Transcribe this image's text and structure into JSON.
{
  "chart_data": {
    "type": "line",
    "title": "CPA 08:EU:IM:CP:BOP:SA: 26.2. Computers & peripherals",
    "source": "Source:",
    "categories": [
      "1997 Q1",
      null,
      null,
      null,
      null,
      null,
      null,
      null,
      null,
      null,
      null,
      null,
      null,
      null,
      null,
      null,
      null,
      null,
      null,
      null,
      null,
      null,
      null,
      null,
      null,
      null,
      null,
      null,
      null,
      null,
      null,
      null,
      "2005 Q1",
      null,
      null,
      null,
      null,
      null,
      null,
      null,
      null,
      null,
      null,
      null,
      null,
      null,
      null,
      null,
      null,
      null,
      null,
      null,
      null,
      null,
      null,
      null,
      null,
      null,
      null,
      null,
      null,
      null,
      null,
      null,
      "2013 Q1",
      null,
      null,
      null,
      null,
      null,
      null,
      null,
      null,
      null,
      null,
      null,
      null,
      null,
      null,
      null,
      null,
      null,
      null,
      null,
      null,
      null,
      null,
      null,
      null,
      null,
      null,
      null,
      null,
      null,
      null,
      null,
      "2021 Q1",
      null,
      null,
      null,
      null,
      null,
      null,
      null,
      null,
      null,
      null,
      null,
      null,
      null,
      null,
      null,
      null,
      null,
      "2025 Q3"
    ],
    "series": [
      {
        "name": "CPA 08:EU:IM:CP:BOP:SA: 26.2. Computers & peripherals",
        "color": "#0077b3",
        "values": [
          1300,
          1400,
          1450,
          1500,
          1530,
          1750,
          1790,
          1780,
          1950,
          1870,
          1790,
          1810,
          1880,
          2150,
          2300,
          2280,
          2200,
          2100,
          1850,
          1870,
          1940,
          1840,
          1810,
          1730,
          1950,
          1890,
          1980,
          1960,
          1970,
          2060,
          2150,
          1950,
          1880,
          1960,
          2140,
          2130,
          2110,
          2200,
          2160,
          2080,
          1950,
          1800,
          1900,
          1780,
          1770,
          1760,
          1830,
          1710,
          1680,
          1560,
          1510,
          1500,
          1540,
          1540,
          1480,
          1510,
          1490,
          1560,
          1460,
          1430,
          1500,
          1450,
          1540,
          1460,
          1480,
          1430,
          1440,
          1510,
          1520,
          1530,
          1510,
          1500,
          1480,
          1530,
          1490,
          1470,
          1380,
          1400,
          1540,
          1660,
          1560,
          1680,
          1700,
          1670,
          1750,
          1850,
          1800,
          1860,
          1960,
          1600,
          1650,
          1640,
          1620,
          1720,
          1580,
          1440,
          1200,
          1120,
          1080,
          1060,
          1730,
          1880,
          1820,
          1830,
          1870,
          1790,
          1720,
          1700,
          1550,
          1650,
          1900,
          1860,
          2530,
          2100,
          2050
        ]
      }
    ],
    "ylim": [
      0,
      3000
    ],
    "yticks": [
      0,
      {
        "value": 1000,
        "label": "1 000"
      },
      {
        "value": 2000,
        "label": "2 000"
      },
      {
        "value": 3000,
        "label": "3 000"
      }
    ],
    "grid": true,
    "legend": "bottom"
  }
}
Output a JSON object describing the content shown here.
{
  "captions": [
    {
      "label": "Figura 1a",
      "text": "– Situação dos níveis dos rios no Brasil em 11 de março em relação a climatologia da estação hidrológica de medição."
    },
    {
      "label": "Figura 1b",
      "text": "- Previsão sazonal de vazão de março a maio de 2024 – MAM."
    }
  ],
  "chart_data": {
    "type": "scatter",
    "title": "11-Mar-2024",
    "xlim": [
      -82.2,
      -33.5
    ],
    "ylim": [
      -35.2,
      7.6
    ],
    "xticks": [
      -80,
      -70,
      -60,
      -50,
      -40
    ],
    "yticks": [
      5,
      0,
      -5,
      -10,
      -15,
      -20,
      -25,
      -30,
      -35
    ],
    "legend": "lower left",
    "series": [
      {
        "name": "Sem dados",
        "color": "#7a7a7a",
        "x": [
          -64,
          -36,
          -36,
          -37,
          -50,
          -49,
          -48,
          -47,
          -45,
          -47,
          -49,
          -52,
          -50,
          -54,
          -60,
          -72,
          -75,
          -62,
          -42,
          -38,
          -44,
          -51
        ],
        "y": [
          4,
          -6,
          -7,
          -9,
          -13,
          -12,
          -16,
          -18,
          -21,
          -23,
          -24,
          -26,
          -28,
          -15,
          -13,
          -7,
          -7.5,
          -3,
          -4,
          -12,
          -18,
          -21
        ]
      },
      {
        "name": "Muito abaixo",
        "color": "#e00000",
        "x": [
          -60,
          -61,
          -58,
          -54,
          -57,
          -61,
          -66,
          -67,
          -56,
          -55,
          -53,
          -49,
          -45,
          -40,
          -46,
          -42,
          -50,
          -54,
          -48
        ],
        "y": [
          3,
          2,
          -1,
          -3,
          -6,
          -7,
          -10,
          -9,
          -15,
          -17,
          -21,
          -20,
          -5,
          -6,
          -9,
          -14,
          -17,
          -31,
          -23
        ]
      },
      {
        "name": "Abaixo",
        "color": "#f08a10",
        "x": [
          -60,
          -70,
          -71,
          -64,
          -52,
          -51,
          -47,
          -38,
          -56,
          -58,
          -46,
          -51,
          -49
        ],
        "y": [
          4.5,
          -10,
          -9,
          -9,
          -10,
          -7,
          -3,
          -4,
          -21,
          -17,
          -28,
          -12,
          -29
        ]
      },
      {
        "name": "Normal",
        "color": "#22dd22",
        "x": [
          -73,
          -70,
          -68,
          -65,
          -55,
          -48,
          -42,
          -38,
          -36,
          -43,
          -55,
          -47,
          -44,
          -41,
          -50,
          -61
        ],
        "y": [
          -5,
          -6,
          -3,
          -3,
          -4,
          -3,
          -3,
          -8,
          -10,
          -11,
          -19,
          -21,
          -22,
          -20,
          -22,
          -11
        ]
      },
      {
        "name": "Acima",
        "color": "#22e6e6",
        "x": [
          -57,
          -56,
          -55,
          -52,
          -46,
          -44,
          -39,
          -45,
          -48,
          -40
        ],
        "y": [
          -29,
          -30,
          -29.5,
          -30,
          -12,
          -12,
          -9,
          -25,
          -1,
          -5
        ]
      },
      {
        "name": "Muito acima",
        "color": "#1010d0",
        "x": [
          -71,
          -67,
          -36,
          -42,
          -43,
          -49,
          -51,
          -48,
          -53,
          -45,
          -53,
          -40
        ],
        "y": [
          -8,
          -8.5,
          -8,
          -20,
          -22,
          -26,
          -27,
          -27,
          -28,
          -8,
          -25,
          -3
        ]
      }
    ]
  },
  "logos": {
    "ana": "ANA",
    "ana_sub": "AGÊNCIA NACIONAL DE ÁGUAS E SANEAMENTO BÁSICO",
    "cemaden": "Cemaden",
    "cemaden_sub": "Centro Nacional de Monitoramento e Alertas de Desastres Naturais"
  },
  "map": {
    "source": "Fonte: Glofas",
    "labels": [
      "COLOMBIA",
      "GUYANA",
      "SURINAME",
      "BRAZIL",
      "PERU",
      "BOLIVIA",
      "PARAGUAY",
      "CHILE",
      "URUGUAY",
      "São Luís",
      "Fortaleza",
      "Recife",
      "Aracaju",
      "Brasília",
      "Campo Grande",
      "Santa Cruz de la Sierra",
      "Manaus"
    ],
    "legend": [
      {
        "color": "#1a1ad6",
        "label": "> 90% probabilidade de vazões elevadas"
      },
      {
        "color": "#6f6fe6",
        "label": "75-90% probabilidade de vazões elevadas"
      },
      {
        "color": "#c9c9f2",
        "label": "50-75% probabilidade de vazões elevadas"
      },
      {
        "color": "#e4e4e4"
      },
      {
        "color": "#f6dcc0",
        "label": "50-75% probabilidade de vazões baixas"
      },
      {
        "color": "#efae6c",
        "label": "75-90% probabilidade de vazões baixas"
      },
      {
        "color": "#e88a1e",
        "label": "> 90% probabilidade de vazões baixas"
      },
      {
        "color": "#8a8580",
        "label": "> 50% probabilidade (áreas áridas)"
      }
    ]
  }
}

□ □ □ □ □

**Directive:** Select from the material above each line in which the string "março" appears, and list those lines.

**Full answer:**
      "text": "– Situação dos níveis dos rios no Brasil em 11 de março em relação a climatologia da estação hidrológica de medição."
      "text": "- Previsão sazonal de vazão de março a maio de 2024 – MAM."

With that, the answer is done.